## Some records
====
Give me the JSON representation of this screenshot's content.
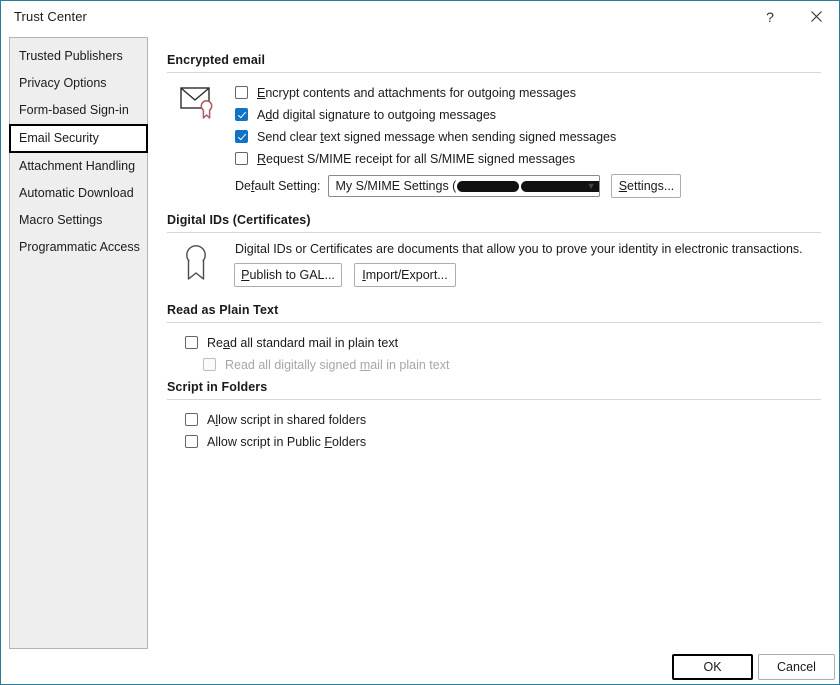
{
  "window": {
    "title": "Trust Center",
    "help_icon": "question-mark-icon",
    "close_icon": "close-icon",
    "accent_color": "#2a7b9b"
  },
  "sidebar": {
    "items": [
      {
        "label": "Trusted Publishers",
        "selected": false
      },
      {
        "label": "Privacy Options",
        "selected": false
      },
      {
        "label": "Form-based Sign-in",
        "selected": false
      },
      {
        "label": "Email Security",
        "selected": true
      },
      {
        "label": "Attachment Handling",
        "selected": false
      },
      {
        "label": "Automatic Download",
        "selected": false
      },
      {
        "label": "Macro Settings",
        "selected": false
      },
      {
        "label": "Programmatic Access",
        "selected": false
      }
    ]
  },
  "sections": {
    "encrypted_email": {
      "title": "Encrypted email",
      "icon": "envelope-certificate-icon",
      "checkboxes": [
        {
          "label_pre": "",
          "accel": "E",
          "label_post": "ncrypt contents and attachments for outgoing messages",
          "checked": false,
          "disabled": false
        },
        {
          "label_pre": "A",
          "accel": "d",
          "label_post": "d digital signature to outgoing messages",
          "checked": true,
          "disabled": false
        },
        {
          "label_pre": "Send clear ",
          "accel": "t",
          "label_post": "ext signed message when sending signed messages",
          "checked": true,
          "disabled": false
        },
        {
          "label_pre": "",
          "accel": "R",
          "label_post": "equest S/MIME receipt for all S/MIME signed messages",
          "checked": false,
          "disabled": false
        }
      ],
      "default_setting": {
        "label_pre": "De",
        "label_accel": "f",
        "label_post": "ault Setting:",
        "value_prefix": "My S/MIME Settings (",
        "value_suffix": ")",
        "value_redacted": true
      },
      "settings_button": {
        "label_pre": "",
        "accel": "S",
        "label_post": "ettings..."
      }
    },
    "digital_ids": {
      "title": "Digital IDs (Certificates)",
      "icon": "certificate-badge-icon",
      "description": "Digital IDs or Certificates are documents that allow you to prove your identity in electronic transactions.",
      "buttons": [
        {
          "label_pre": "",
          "accel": "P",
          "label_post": "ublish to GAL..."
        },
        {
          "label_pre": "",
          "accel": "I",
          "label_post": "mport/Export..."
        }
      ]
    },
    "read_as_plain_text": {
      "title": "Read as Plain Text",
      "checkboxes": [
        {
          "label_pre": "Re",
          "accel": "a",
          "label_post": "d all standard mail in plain text",
          "checked": false,
          "disabled": false
        },
        {
          "label_pre": "Read all digitally signed ",
          "accel": "m",
          "label_post": "ail in plain text",
          "checked": false,
          "disabled": true
        }
      ]
    },
    "script_in_folders": {
      "title": "Script in Folders",
      "checkboxes": [
        {
          "label_pre": "A",
          "accel": "l",
          "label_post": "low script in shared folders",
          "checked": false,
          "disabled": false
        },
        {
          "label_pre": "Allow script in Public ",
          "accel": "F",
          "label_post": "olders",
          "checked": false,
          "disabled": false
        }
      ]
    }
  },
  "footer": {
    "ok_label": "OK",
    "cancel_label": "Cancel"
  }
}
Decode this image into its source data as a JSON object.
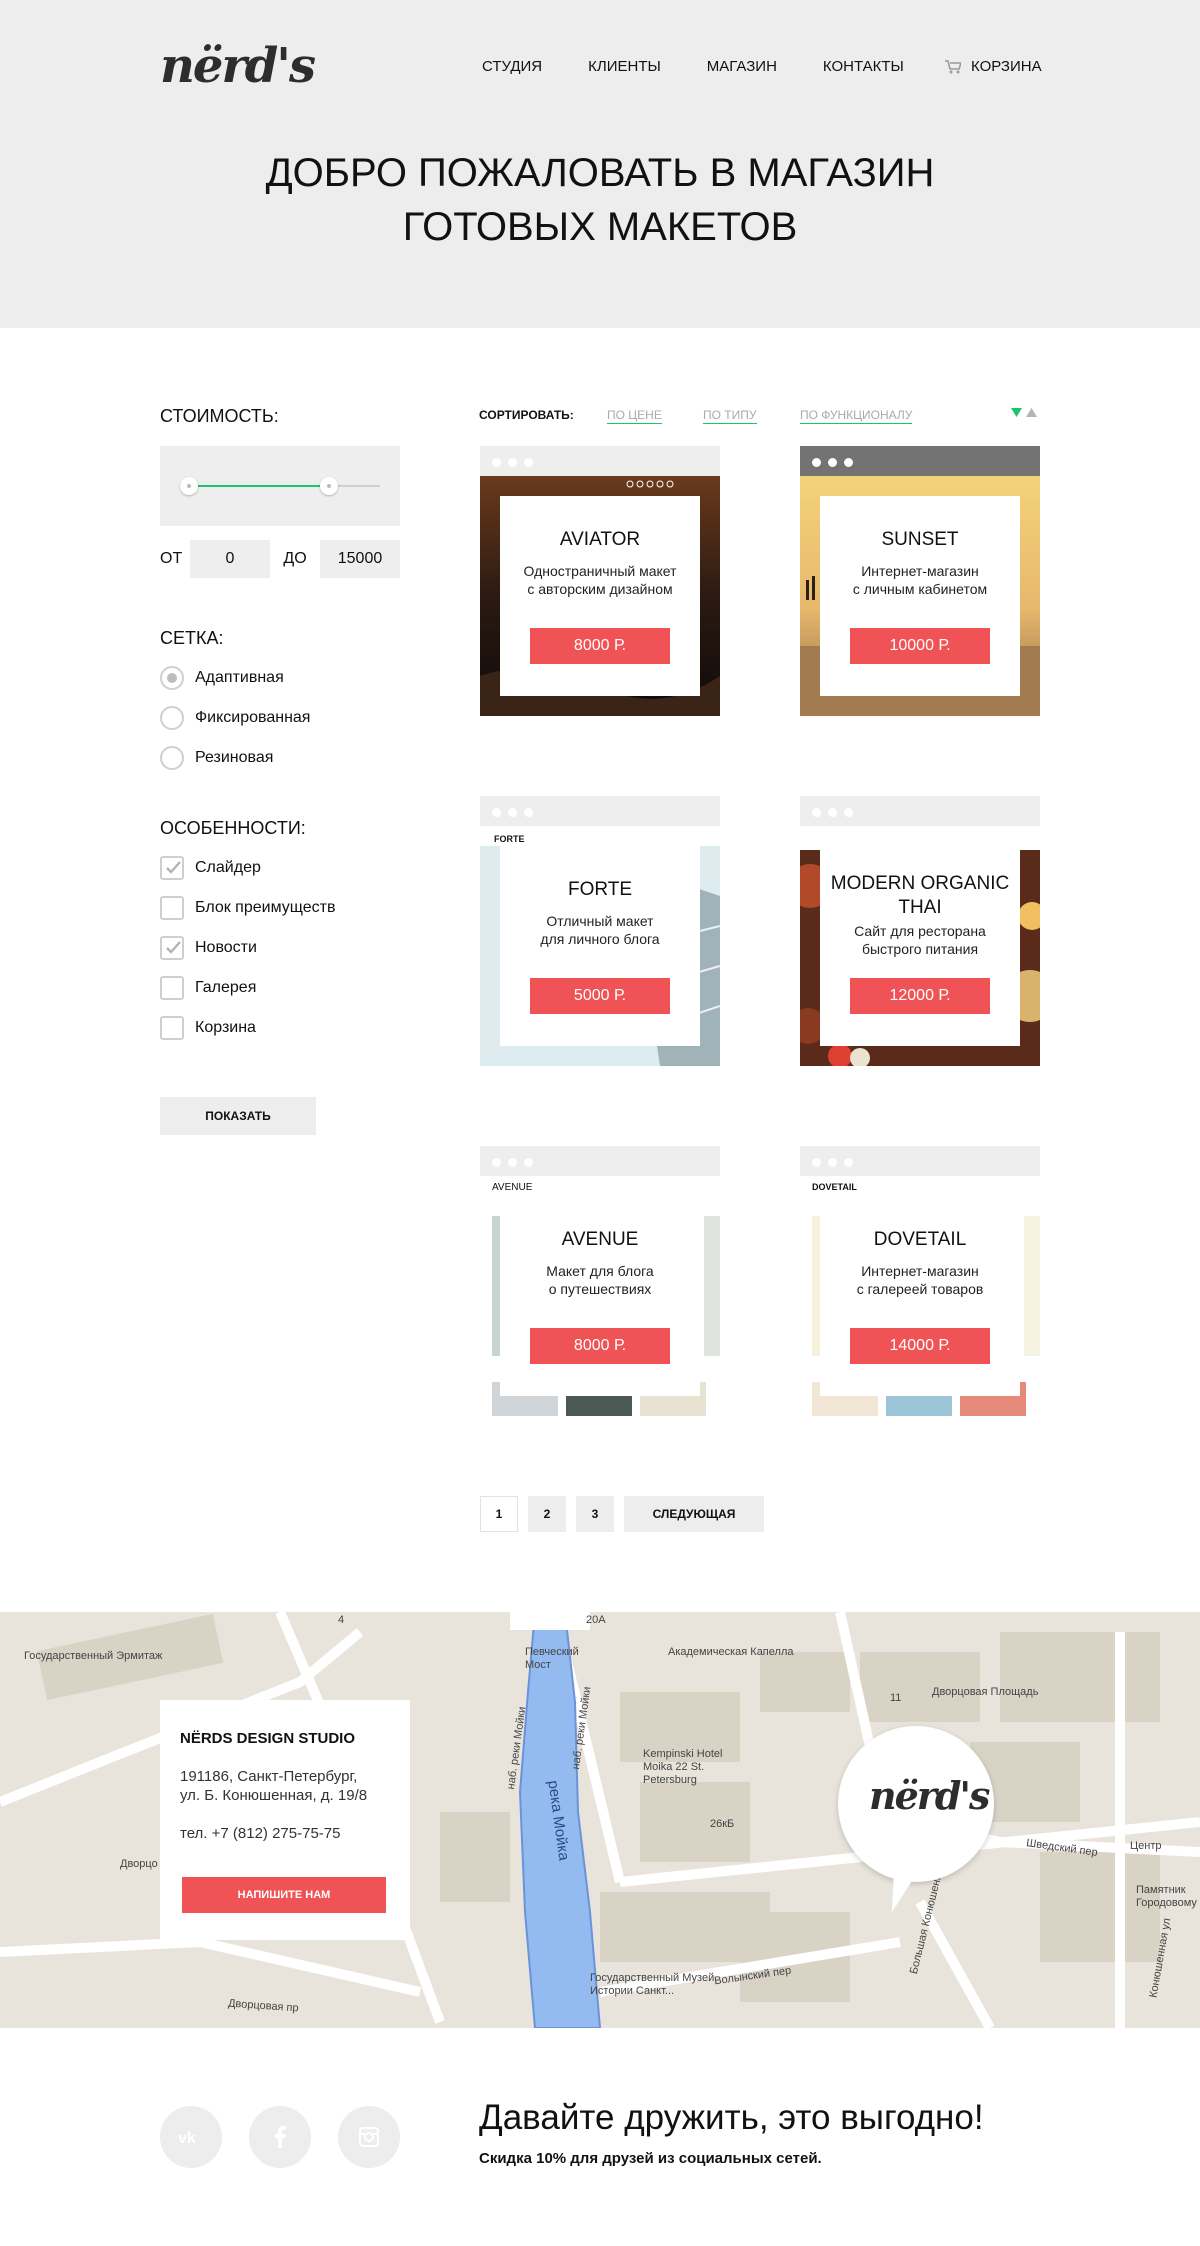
{
  "header": {
    "logo": "nërd's",
    "nav": [
      "СТУДИЯ",
      "КЛИЕНТЫ",
      "МАГАЗИН",
      "КОНТАКТЫ"
    ],
    "cart_label": "КОРЗИНА",
    "title_line1": "ДОБРО ПОЖАЛОВАТЬ В МАГАЗИН",
    "title_line2": "ГОТОВЫХ МАКЕТОВ"
  },
  "filters": {
    "price_heading": "СТОИМОСТЬ:",
    "range": {
      "from_label": "ОТ",
      "from_value": "0",
      "to_label": "ДО",
      "to_value": "15000"
    },
    "grid_heading": "СЕТКА:",
    "grid_options": [
      {
        "label": "Адаптивная",
        "selected": true
      },
      {
        "label": "Фиксированная",
        "selected": false
      },
      {
        "label": "Резиновая",
        "selected": false
      }
    ],
    "features_heading": "ОСОБЕННОСТИ:",
    "features": [
      {
        "label": "Слайдер",
        "checked": true
      },
      {
        "label": "Блок преимуществ",
        "checked": false
      },
      {
        "label": "Новости",
        "checked": true
      },
      {
        "label": "Галерея",
        "checked": false
      },
      {
        "label": "Корзина",
        "checked": false
      }
    ],
    "show_button": "ПОКАЗАТЬ"
  },
  "sort": {
    "label": "СОРТИРОВАТЬ:",
    "links": [
      "ПО ЦЕНЕ",
      "ПО ТИПУ",
      "ПО ФУНКЦИОНАЛУ"
    ]
  },
  "products": [
    {
      "name": "AVIATOR",
      "desc_line1": "Одностраничный макет",
      "desc_line2": "с авторским дизайном",
      "price": "8000 Р."
    },
    {
      "name": "SUNSET",
      "desc_line1": "Интернет-магазин",
      "desc_line2": "с личным кабинетом",
      "price": "10000 Р."
    },
    {
      "name": "FORTE",
      "desc_line1": "Отличный макет",
      "desc_line2": "для личного блога",
      "price": "5000 Р."
    },
    {
      "name": "MODERN ORGANIC THAI",
      "desc_line1": "Сайт для ресторана",
      "desc_line2": "быстрого питания",
      "price": "12000 Р."
    },
    {
      "name": "AVENUE",
      "desc_line1": "Макет для блога",
      "desc_line2": "о путешествиях",
      "price": "8000 Р."
    },
    {
      "name": "DOVETAIL",
      "desc_line1": "Интернет-магазин",
      "desc_line2": "с галереей товаров",
      "price": "14000 Р."
    }
  ],
  "pagination": {
    "pages": [
      "1",
      "2",
      "3"
    ],
    "next": "СЛЕДУЮЩАЯ"
  },
  "contact": {
    "title": "NËRDS DESIGN STUDIO",
    "addr_line1": "191186, Санкт-Петербург,",
    "addr_line2": "ул. Б. Конюшенная, д. 19/8",
    "tel": "тел. +7 (812) 275-75-75",
    "button": "НАПИШИТЕ НАМ",
    "pin_logo": "nërd's"
  },
  "map_labels": {
    "hermitage": "Государственный Эрмитаж",
    "pevchesky": "Певческий Мост",
    "kapella": "Академическая Капелла",
    "dvortsovaya_sq": "Дворцовая Площадь",
    "kempinski": "Kempinski Hotel Moika 22 St. Petersburg",
    "moika": "река Мойка",
    "nab1": "наб. реки Мойки",
    "nab2": "наб. реки Мойки",
    "volynsky": "Волынский пер",
    "shvedsky": "Шведский пер",
    "bolshaya_kon": "Большая Конюшенная",
    "center": "Центр",
    "pamyatnik": "Памятник Городовому",
    "museum": "Государственный Музей Истории Санкт...",
    "dvortsovaya_pr": "Дворцовая пр",
    "dvorts": "Дворцо",
    "kon_ul": "Конюшенная ул",
    "d20a": "20А",
    "d4": "4",
    "d11": "11",
    "d26kb": "26кБ"
  },
  "social": {
    "icons": [
      "vk-icon",
      "facebook-icon",
      "instagram-icon"
    ],
    "title": "Давайте дружить, это выгодно!",
    "subtitle": "Скидка 10% для друзей из социальных сетей."
  },
  "colors": {
    "accent": "#f05356",
    "green": "#1fc36f",
    "header_bg": "#ededed"
  }
}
====
## TASK REQUIREMENTS
Quote all the lines above exactly as given. Do not include the pictures.

## OUTPUT FOR THIS EXERCISE
Give me the JSON representation of this screenshot's content.
{
  "window": {
    "title": "Trust Center",
    "help_icon": "question-mark-icon",
    "close_icon": "close-icon",
    "accent_color": "#2a7b9b"
  },
  "sidebar": {
    "items": [
      {
        "label": "Trusted Publishers",
        "selected": false
      },
      {
        "label": "Privacy Options",
        "selected": false
      },
      {
        "label": "Form-based Sign-in",
        "selected": false
      },
      {
        "label": "Email Security",
        "selected": true
      },
      {
        "label": "Attachment Handling",
        "selected": false
      },
      {
        "label": "Automatic Download",
        "selected": false
      },
      {
        "label": "Macro Settings",
        "selected": false
      },
      {
        "label": "Programmatic Access",
        "selected": false
      }
    ]
  },
  "sections": {
    "encrypted_email": {
      "title": "Encrypted email",
      "icon": "envelope-certificate-icon",
      "checkboxes": [
        {
          "label_pre": "",
          "accel": "E",
          "label_post": "ncrypt contents and attachments for outgoing messages",
          "checked": false,
          "disabled": false
        },
        {
          "label_pre": "A",
          "accel": "d",
          "label_post": "d digital signature to outgoing messages",
          "checked": true,
          "disabled": false
        },
        {
          "label_pre": "Send clear ",
          "accel": "t",
          "label_post": "ext signed message when sending signed messages",
          "checked": true,
          "disabled": false
        },
        {
          "label_pre": "",
          "accel": "R",
          "label_post": "equest S/MIME receipt for all S/MIME signed messages",
          "checked": false,
          "disabled": false
        }
      ],
      "default_setting": {
        "label_pre": "De",
        "label_accel": "f",
        "label_post": "ault Setting:",
        "value_prefix": "My S/MIME Settings (",
        "value_suffix": ")",
        "value_redacted": true
      },
      "settings_button": {
        "label_pre": "",
        "accel": "S",
        "label_post": "ettings..."
      }
    },
    "digital_ids": {
      "title": "Digital IDs (Certificates)",
      "icon": "certificate-badge-icon",
      "description": "Digital IDs or Certificates are documents that allow you to prove your identity in electronic transactions.",
      "buttons": [
        {
          "label_pre": "",
          "accel": "P",
          "label_post": "ublish to GAL..."
        },
        {
          "label_pre": "",
          "accel": "I",
          "label_post": "mport/Export..."
        }
      ]
    },
    "read_as_plain_text": {
      "title": "Read as Plain Text",
      "checkboxes": [
        {
          "label_pre": "Re",
          "accel": "a",
          "label_post": "d all standard mail in plain text",
          "checked": false,
          "disabled": false
        },
        {
          "label_pre": "Read all digitally signed ",
          "accel": "m",
          "label_post": "ail in plain text",
          "checked": false,
          "disabled": true
        }
      ]
    },
    "script_in_folders": {
      "title": "Script in Folders",
      "checkboxes": [
        {
          "label_pre": "A",
          "accel": "l",
          "label_post": "low script in shared folders",
          "checked": false,
          "disabled": false
        },
        {
          "label_pre": "Allow script in Public ",
          "accel": "F",
          "label_post": "olders",
          "checked": false,
          "disabled": false
        }
      ]
    }
  },
  "footer": {
    "ok_label": "OK",
    "cancel_label": "Cancel"
  }
}
Decode this image into its source data as a JSON object.
{
  "header": {
    "logo": "nërd's",
    "nav": [
      "СТУДИЯ",
      "КЛИЕНТЫ",
      "МАГАЗИН",
      "КОНТАКТЫ"
    ],
    "cart_label": "КОРЗИНА",
    "title_line1": "ДОБРО ПОЖАЛОВАТЬ В МАГАЗИН",
    "title_line2": "ГОТОВЫХ МАКЕТОВ"
  },
  "filters": {
    "price_heading": "СТОИМОСТЬ:",
    "range": {
      "from_label": "ОТ",
      "from_value": "0",
      "to_label": "ДО",
      "to_value": "15000"
    },
    "grid_heading": "СЕТКА:",
    "grid_options": [
      {
        "label": "Адаптивная",
        "selected": true
      },
      {
        "label": "Фиксированная",
        "selected": false
      },
      {
        "label": "Резиновая",
        "selected": false
      }
    ],
    "features_heading": "ОСОБЕННОСТИ:",
    "features": [
      {
        "label": "Слайдер",
        "checked": true
      },
      {
        "label": "Блок преимуществ",
        "checked": false
      },
      {
        "label": "Новости",
        "checked": true
      },
      {
        "label": "Галерея",
        "checked": false
      },
      {
        "label": "Корзина",
        "checked": false
      }
    ],
    "show_button": "ПОКАЗАТЬ"
  },
  "sort": {
    "label": "СОРТИРОВАТЬ:",
    "links": [
      "ПО ЦЕНЕ",
      "ПО ТИПУ",
      "ПО ФУНКЦИОНАЛУ"
    ]
  },
  "products": [
    {
      "name": "AVIATOR",
      "desc_line1": "Одностраничный макет",
      "desc_line2": "с авторским дизайном",
      "price": "8000 Р."
    },
    {
      "name": "SUNSET",
      "desc_line1": "Интернет-магазин",
      "desc_line2": "с личным кабинетом",
      "price": "10000 Р."
    },
    {
      "name": "FORTE",
      "desc_line1": "Отличный макет",
      "desc_line2": "для личного блога",
      "price": "5000 Р."
    },
    {
      "name": "MODERN ORGANIC THAI",
      "desc_line1": "Сайт для ресторана",
      "desc_line2": "быстрого питания",
      "price": "12000 Р."
    },
    {
      "name": "AVENUE",
      "desc_line1": "Макет для блога",
      "desc_line2": "о путешествиях",
      "price": "8000 Р."
    },
    {
      "name": "DOVETAIL",
      "desc_line1": "Интернет-магазин",
      "desc_line2": "с галереей товаров",
      "price": "14000 Р."
    }
  ],
  "pagination": {
    "pages": [
      "1",
      "2",
      "3"
    ],
    "next": "СЛЕДУЮЩАЯ"
  },
  "contact": {
    "title": "NËRDS DESIGN STUDIO",
    "addr_line1": "191186, Санкт-Петербург,",
    "addr_line2": "ул. Б. Конюшенная, д. 19/8",
    "tel": "тел. +7 (812) 275-75-75",
    "button": "НАПИШИТЕ НАМ",
    "pin_logo": "nërd's"
  },
  "map_labels": {
    "hermitage": "Государственный Эрмитаж",
    "pevchesky": "Певческий Мост",
    "kapella": "Академическая Капелла",
    "dvortsovaya_sq": "Дворцовая Площадь",
    "kempinski": "Kempinski Hotel Moika 22 St. Petersburg",
    "moika": "река Мойка",
    "nab1": "наб. реки Мойки",
    "nab2": "наб. реки Мойки",
    "volynsky": "Волынский пер",
    "shvedsky": "Шведский пер",
    "bolshaya_kon": "Большая Конюшенная",
    "center": "Центр",
    "pamyatnik": "Памятник Городовому",
    "museum": "Государственный Музей Истории Санкт...",
    "dvortsovaya_pr": "Дворцовая пр",
    "dvorts": "Дворцо",
    "kon_ul": "Конюшенная ул",
    "d20a": "20А",
    "d4": "4",
    "d11": "11",
    "d26kb": "26кБ"
  },
  "social": {
    "icons": [
      "vk-icon",
      "facebook-icon",
      "instagram-icon"
    ],
    "title": "Давайте дружить, это выгодно!",
    "subtitle": "Скидка 10% для друзей из социальных сетей."
  },
  "colors": {
    "accent": "#f05356",
    "green": "#1fc36f",
    "header_bg": "#ededed"
  }
}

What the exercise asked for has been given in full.